* start DATA SECTION *

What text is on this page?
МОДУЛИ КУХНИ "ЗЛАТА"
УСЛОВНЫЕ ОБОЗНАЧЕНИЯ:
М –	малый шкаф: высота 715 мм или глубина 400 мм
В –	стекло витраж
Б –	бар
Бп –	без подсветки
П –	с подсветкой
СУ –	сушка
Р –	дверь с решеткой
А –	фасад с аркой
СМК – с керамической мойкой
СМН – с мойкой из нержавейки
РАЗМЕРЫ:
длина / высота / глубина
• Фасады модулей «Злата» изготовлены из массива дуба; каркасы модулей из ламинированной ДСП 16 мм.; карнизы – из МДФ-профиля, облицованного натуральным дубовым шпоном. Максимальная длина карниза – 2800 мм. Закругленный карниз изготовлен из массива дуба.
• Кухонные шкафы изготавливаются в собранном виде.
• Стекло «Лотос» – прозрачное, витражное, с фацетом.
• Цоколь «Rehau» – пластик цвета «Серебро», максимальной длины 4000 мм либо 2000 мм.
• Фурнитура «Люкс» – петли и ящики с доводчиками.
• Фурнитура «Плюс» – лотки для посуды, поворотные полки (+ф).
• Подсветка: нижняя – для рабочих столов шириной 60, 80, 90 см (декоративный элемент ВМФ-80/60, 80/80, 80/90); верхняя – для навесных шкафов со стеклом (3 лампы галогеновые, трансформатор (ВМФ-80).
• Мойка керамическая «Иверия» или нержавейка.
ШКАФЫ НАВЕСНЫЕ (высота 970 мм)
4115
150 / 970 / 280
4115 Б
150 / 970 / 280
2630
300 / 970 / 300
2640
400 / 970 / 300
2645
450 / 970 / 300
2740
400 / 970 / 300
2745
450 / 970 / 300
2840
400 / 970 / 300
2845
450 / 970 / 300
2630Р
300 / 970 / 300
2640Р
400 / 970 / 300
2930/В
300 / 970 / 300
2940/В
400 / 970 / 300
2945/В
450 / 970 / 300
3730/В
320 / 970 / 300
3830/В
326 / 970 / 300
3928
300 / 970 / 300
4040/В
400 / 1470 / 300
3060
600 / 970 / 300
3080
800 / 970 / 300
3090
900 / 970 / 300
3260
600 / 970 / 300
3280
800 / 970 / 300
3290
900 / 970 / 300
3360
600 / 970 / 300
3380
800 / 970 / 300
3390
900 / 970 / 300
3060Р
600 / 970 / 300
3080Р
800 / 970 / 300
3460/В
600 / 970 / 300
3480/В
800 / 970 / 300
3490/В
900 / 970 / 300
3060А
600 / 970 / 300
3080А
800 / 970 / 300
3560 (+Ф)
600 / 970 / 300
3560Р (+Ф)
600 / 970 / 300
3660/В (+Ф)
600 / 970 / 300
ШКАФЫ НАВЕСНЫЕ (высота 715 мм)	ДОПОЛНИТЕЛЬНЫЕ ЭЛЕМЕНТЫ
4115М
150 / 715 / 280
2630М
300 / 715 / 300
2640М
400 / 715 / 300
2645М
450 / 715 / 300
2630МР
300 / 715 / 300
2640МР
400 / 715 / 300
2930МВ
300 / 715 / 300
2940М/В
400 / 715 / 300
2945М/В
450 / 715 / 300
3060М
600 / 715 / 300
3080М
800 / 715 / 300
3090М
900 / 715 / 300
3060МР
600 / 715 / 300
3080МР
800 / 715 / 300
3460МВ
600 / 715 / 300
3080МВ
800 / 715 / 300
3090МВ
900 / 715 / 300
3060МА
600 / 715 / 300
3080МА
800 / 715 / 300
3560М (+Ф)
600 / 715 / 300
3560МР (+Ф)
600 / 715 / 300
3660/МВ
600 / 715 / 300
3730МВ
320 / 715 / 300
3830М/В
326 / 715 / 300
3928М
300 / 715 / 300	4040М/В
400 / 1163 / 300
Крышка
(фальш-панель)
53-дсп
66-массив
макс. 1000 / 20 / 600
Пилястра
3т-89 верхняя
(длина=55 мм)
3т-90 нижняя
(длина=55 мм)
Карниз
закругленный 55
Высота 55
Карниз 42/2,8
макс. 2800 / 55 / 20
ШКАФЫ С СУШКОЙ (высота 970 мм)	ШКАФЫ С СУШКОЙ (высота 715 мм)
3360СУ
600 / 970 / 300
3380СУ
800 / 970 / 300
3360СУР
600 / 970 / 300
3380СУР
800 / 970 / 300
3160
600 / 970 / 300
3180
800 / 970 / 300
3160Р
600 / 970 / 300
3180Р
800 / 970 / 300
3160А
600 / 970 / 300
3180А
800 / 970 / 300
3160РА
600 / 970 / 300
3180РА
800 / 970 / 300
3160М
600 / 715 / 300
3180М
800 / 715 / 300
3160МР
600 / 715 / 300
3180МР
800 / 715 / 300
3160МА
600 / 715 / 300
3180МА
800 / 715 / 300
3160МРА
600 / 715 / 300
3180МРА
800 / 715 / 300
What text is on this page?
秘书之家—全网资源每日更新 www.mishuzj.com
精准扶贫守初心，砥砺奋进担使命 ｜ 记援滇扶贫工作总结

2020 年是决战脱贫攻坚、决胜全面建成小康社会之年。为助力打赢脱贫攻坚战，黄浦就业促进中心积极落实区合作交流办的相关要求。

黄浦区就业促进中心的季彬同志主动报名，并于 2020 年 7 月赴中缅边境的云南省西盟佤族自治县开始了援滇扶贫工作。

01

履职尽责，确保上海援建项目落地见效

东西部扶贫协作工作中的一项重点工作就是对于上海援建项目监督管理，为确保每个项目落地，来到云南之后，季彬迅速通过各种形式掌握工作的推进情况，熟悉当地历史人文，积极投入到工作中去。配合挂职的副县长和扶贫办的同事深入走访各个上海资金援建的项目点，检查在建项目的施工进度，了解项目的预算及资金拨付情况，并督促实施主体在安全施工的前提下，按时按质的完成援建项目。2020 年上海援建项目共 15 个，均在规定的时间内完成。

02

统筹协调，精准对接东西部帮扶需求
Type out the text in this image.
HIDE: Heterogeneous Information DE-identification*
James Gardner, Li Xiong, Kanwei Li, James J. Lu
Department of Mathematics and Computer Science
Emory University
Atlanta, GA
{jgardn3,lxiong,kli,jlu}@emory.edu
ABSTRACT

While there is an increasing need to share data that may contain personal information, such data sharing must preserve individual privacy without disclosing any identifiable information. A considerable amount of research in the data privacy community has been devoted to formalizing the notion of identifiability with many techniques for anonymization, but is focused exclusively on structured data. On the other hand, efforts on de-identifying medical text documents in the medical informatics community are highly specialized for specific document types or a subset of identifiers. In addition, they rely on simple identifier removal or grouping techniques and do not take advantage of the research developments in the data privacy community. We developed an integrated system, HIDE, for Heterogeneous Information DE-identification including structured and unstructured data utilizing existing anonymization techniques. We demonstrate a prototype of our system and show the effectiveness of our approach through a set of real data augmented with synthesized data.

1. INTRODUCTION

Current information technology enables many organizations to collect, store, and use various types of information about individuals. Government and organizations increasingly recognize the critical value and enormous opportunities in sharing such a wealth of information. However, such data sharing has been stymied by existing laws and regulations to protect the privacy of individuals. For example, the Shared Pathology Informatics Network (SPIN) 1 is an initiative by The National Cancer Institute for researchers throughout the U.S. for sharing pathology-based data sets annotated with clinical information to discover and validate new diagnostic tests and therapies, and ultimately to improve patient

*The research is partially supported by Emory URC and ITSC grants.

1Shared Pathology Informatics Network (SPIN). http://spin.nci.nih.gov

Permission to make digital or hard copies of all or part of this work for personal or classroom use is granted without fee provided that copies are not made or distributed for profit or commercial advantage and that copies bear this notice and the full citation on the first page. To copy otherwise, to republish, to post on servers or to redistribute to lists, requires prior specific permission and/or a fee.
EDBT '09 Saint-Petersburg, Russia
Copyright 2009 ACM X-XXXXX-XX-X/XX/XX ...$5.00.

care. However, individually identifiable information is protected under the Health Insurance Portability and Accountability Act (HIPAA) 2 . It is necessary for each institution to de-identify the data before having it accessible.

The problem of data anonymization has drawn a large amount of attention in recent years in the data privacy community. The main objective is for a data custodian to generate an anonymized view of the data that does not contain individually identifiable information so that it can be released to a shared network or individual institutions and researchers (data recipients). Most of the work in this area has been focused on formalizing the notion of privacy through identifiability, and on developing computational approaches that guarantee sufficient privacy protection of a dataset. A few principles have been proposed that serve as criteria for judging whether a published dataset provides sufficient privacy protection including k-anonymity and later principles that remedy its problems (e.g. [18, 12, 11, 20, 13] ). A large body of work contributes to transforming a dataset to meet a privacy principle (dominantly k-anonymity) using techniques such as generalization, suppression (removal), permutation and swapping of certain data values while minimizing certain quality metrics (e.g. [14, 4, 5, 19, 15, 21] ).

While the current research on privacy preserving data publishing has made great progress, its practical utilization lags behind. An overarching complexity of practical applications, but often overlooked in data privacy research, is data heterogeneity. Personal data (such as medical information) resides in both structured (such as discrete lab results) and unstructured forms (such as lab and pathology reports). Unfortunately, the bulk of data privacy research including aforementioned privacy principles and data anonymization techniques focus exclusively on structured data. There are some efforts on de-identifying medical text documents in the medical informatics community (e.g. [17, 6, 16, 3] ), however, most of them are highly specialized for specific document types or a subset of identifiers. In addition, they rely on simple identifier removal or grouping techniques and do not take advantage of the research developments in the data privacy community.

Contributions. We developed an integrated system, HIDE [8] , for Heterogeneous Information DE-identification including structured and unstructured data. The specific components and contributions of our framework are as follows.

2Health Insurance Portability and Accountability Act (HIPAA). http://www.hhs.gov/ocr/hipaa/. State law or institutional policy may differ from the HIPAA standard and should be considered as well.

* end DATA SECTION *

=== WHAT TO DO ===
Copy all lines of the material above where the string "Фурнитура" occurs.

=== COMPLETE ANSWER ===
• Фурнитура «Люкс» – петли и ящики с доводчиками.
• Фурнитура «Плюс» – лотки для посуды, поворотные полки (+ф).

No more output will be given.